#### INFORMATION GIVEN
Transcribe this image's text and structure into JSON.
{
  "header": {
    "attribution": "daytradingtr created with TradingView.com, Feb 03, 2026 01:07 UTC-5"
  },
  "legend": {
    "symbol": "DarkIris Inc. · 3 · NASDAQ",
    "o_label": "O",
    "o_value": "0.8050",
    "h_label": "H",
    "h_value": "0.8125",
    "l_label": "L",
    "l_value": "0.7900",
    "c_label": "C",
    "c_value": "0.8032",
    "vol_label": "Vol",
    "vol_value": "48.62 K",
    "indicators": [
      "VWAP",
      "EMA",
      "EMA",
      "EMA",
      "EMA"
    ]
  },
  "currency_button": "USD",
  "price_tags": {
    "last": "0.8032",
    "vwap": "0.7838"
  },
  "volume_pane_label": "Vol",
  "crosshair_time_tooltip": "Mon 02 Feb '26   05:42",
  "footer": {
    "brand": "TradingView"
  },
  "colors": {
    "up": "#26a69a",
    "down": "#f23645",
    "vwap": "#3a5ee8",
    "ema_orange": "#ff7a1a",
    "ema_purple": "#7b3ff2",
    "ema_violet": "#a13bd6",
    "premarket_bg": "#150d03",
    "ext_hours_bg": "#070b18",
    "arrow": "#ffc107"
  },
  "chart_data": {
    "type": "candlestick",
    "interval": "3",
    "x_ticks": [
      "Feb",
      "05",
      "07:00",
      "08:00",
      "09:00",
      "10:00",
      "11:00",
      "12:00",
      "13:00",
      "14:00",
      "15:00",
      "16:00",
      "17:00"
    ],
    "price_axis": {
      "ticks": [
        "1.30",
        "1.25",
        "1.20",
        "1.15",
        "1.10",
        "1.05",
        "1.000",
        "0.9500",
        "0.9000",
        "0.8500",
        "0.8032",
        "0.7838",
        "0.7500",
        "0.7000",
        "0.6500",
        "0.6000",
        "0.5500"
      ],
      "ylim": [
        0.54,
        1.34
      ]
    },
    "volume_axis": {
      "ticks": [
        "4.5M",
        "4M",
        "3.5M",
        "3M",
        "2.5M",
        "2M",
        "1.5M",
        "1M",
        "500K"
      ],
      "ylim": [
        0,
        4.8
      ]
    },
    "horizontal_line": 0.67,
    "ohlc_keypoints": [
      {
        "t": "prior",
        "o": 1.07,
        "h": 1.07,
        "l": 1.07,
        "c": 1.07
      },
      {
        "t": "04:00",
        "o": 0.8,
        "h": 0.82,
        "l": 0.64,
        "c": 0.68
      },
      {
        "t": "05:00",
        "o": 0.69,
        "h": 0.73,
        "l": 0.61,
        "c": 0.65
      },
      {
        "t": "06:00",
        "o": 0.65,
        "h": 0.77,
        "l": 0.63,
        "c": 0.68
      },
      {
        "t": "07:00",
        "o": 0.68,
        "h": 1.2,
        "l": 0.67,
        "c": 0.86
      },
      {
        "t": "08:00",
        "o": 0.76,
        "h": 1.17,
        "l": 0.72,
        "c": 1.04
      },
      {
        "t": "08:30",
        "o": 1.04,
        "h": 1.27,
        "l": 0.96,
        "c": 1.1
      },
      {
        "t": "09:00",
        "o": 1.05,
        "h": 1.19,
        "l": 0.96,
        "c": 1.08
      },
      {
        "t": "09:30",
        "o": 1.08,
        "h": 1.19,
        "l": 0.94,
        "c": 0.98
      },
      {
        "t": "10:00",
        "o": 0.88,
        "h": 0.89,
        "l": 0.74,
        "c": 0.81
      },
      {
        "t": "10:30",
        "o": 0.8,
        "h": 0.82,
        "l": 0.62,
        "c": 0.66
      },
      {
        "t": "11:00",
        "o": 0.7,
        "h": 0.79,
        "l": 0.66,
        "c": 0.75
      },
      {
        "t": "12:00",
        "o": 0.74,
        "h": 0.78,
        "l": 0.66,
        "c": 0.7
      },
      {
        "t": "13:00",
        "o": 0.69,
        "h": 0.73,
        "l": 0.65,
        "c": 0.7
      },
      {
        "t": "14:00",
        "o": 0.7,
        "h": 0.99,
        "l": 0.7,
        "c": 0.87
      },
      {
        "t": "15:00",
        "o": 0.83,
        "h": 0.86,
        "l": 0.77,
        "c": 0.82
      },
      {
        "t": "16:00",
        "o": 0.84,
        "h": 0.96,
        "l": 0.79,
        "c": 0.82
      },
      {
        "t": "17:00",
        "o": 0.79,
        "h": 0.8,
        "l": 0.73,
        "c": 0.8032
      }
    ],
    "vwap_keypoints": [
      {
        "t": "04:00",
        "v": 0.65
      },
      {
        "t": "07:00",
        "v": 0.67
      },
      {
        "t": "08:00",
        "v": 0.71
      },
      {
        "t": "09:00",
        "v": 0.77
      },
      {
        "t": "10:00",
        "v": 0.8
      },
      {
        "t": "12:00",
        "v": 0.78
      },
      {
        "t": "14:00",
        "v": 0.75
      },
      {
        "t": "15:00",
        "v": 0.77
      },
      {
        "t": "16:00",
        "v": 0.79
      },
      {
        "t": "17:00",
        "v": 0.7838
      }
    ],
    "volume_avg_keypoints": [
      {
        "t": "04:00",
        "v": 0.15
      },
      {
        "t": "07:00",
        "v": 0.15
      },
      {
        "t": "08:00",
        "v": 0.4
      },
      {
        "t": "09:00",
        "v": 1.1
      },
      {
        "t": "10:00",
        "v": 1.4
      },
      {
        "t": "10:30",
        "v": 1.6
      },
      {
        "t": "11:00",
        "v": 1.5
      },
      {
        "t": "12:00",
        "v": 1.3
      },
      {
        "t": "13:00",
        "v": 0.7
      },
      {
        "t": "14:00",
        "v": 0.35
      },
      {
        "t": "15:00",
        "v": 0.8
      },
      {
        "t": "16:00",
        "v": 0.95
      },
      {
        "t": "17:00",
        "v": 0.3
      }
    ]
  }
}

#### WHAT THE TASK REQUIRES
Copy every line exactly. Leave nothing out.

#### FULL RESPONSE
Transcribe this image's text and structure into JSON.
{
  "header": {
    "attribution": "daytradingtr created with TradingView.com, Feb 03, 2026 01:07 UTC-5"
  },
  "legend": {
    "symbol": "DarkIris Inc. · 3 · NASDAQ",
    "o_label": "O",
    "o_value": "0.8050",
    "h_label": "H",
    "h_value": "0.8125",
    "l_label": "L",
    "l_value": "0.7900",
    "c_label": "C",
    "c_value": "0.8032",
    "vol_label": "Vol",
    "vol_value": "48.62 K",
    "indicators": [
      "VWAP",
      "EMA",
      "EMA",
      "EMA",
      "EMA"
    ]
  },
  "currency_button": "USD",
  "price_tags": {
    "last": "0.8032",
    "vwap": "0.7838"
  },
  "volume_pane_label": "Vol",
  "crosshair_time_tooltip": "Mon 02 Feb '26   05:42",
  "footer": {
    "brand": "TradingView"
  },
  "colors": {
    "up": "#26a69a",
    "down": "#f23645",
    "vwap": "#3a5ee8",
    "ema_orange": "#ff7a1a",
    "ema_purple": "#7b3ff2",
    "ema_violet": "#a13bd6",
    "premarket_bg": "#150d03",
    "ext_hours_bg": "#070b18",
    "arrow": "#ffc107"
  },
  "chart_data": {
    "type": "candlestick",
    "interval": "3",
    "x_ticks": [
      "Feb",
      "05",
      "07:00",
      "08:00",
      "09:00",
      "10:00",
      "11:00",
      "12:00",
      "13:00",
      "14:00",
      "15:00",
      "16:00",
      "17:00"
    ],
    "price_axis": {
      "ticks": [
        "1.30",
        "1.25",
        "1.20",
        "1.15",
        "1.10",
        "1.05",
        "1.000",
        "0.9500",
        "0.9000",
        "0.8500",
        "0.8032",
        "0.7838",
        "0.7500",
        "0.7000",
        "0.6500",
        "0.6000",
        "0.5500"
      ],
      "ylim": [
        0.54,
        1.34
      ]
    },
    "volume_axis": {
      "ticks": [
        "4.5M",
        "4M",
        "3.5M",
        "3M",
        "2.5M",
        "2M",
        "1.5M",
        "1M",
        "500K"
      ],
      "ylim": [
        0,
        4.8
      ]
    },
    "horizontal_line": 0.67,
    "ohlc_keypoints": [
      {
        "t": "prior",
        "o": 1.07,
        "h": 1.07,
        "l": 1.07,
        "c": 1.07
      },
      {
        "t": "04:00",
        "o": 0.8,
        "h": 0.82,
        "l": 0.64,
        "c": 0.68
      },
      {
        "t": "05:00",
        "o": 0.69,
        "h": 0.73,
        "l": 0.61,
        "c": 0.65
      },
      {
        "t": "06:00",
        "o": 0.65,
        "h": 0.77,
        "l": 0.63,
        "c": 0.68
      },
      {
        "t": "07:00",
        "o": 0.68,
        "h": 1.2,
        "l": 0.67,
        "c": 0.86
      },
      {
        "t": "08:00",
        "o": 0.76,
        "h": 1.17,
        "l": 0.72,
        "c": 1.04
      },
      {
        "t": "08:30",
        "o": 1.04,
        "h": 1.27,
        "l": 0.96,
        "c": 1.1
      },
      {
        "t": "09:00",
        "o": 1.05,
        "h": 1.19,
        "l": 0.96,
        "c": 1.08
      },
      {
        "t": "09:30",
        "o": 1.08,
        "h": 1.19,
        "l": 0.94,
        "c": 0.98
      },
      {
        "t": "10:00",
        "o": 0.88,
        "h": 0.89,
        "l": 0.74,
        "c": 0.81
      },
      {
        "t": "10:30",
        "o": 0.8,
        "h": 0.82,
        "l": 0.62,
        "c": 0.66
      },
      {
        "t": "11:00",
        "o": 0.7,
        "h": 0.79,
        "l": 0.66,
        "c": 0.75
      },
      {
        "t": "12:00",
        "o": 0.74,
        "h": 0.78,
        "l": 0.66,
        "c": 0.7
      },
      {
        "t": "13:00",
        "o": 0.69,
        "h": 0.73,
        "l": 0.65,
        "c": 0.7
      },
      {
        "t": "14:00",
        "o": 0.7,
        "h": 0.99,
        "l": 0.7,
        "c": 0.87
      },
      {
        "t": "15:00",
        "o": 0.83,
        "h": 0.86,
        "l": 0.77,
        "c": 0.82
      },
      {
        "t": "16:00",
        "o": 0.84,
        "h": 0.96,
        "l": 0.79,
        "c": 0.82
      },
      {
        "t": "17:00",
        "o": 0.79,
        "h": 0.8,
        "l": 0.73,
        "c": 0.8032
      }
    ],
    "vwap_keypoints": [
      {
        "t": "04:00",
        "v": 0.65
      },
      {
        "t": "07:00",
        "v": 0.67
      },
      {
        "t": "08:00",
        "v": 0.71
      },
      {
        "t": "09:00",
        "v": 0.77
      },
      {
        "t": "10:00",
        "v": 0.8
      },
      {
        "t": "12:00",
        "v": 0.78
      },
      {
        "t": "14:00",
        "v": 0.75
      },
      {
        "t": "15:00",
        "v": 0.77
      },
      {
        "t": "16:00",
        "v": 0.79
      },
      {
        "t": "17:00",
        "v": 0.7838
      }
    ],
    "volume_avg_keypoints": [
      {
        "t": "04:00",
        "v": 0.15
      },
      {
        "t": "07:00",
        "v": 0.15
      },
      {
        "t": "08:00",
        "v": 0.4
      },
      {
        "t": "09:00",
        "v": 1.1
      },
      {
        "t": "10:00",
        "v": 1.4
      },
      {
        "t": "10:30",
        "v": 1.6
      },
      {
        "t": "11:00",
        "v": 1.5
      },
      {
        "t": "12:00",
        "v": 1.3
      },
      {
        "t": "13:00",
        "v": 0.7
      },
      {
        "t": "14:00",
        "v": 0.35
      },
      {
        "t": "15:00",
        "v": 0.8
      },
      {
        "t": "16:00",
        "v": 0.95
      },
      {
        "t": "17:00",
        "v": 0.3
      }
    ]
  }
}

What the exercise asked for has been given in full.